Work to complete »
A. Using only the page on building a production Lambda function, decide whether each statement agrees with it: (i) the Dockerfile builds from the AWS Lambda Python 3.11 base image; (ii) the model file copied into the image is named model.pt; (iii) the handler sets the cold-start flag to False after logging it. For each, answer yes or no and quote the words from the page that decide it.
B. In the page on building a production Lambda function, find the paragraph beginning "# INITIALIZATION (runs once per container lifecycle)" and restate it as a short list that keeps its main facts.
C. Transcribe the page on building a production Lambda function, starting with "global is_cold_start" and going on through "body = json.loads(event['body'])".

Building a Production Lambda Function

Directory Structure:

lambda_function/
├── Dockerfile
├── app.py
├── requirements.txt
├── model.onnx
└── (optional) custom_modules/

Dockerfile:

# Start from AWS Lambda Python base image
FROM public.ecr.aws/lambda/python:3.11

# Install system dependencies (if needed)
RUN yum install -y libgomp && yum clean all

# Copy requirements and install
COPY requirements.txt ${LAMBDA_TASK_ROOT}/
RUN pip install --no-cache-dir -r ${LAMBDA_TASK_ROOT}/requirements.txt --target "${LAMBDA_TASK_ROOT}"

# Copy application code
COPY app.py ${LAMBDA_TASK_ROOT}/

# Copy model
COPY model.onnx ${LAMBDA_TASK_ROOT}/

# Set the CMD to your handler
CMD [ "app.handler" ]

app.py:

import json
import logging
import numpy as np
import onnxruntime as ort
from typing import Dict, Any

# Configure logging
logger = logging.getLogger()
logger.setLevel(logging.INFO)

# INITIALIZATION (runs once per container lifecycle)
logger.info("Initializing model...")
session = ort.InferenceSession("model.onnx", providers=['CPUExecutionProvider'])
input_name = session.get_inputs()[0].name
output_name = session.get_outputs()[0].name
logger.info(f"Model loaded. Input: {input_name}, Output: {output_name}")

# Flag to track cold starts
is_cold_start = True

def handler(event: Dict[str, Any], context: Any) -> Dict[str, Any]:
    """
    Lambda handler function.
    
    Args:
        event: API Gateway event or direct invocation payload
        context: Lambda context object
        
    Returns:
        API Gateway response format
    """
    global is_cold_start
    
    # Log cold start (only first invocation)
    logger.info(f"Cold start: {is_cold_start}")
    is_cold_start = False
    
    try:
        # Parse input
        if 'body' in event:
            # API Gateway format
            body = json.loads(event['body'])
        else:
            # Direct invocation
            body = event
        
        # Extract features
        features = body.get('features', [])

Given data »
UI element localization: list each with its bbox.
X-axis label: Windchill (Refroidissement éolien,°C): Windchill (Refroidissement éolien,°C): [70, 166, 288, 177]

Answers for the tasks »
A.
(i) Yes: "FROM public.ecr.aws/lambda/python:3.11"
(ii) No: "COPY model.onnx ${LAMBDA_TASK_ROOT}/"
(iii) Yes: "is_cold_start = False"

B.
- Runs once per container lifecycle.
- Logs "Initializing model...".
- Creates an ONNX Runtime inference session from model.onnx with the CPUExecutionProvider.
- Stores the names of the model's first input and first output.
- Logs that the model is loaded, giving the input and output names.

C.
global is_cold_start
    
    # Log cold start (only first invocation)
    logger.info(f"Cold start: {is_cold_start}")
    is_cold_start = False
    
    try:
        # Parse input
        if 'body' in event:
            # API Gateway format
            body = json.loads(event['body'])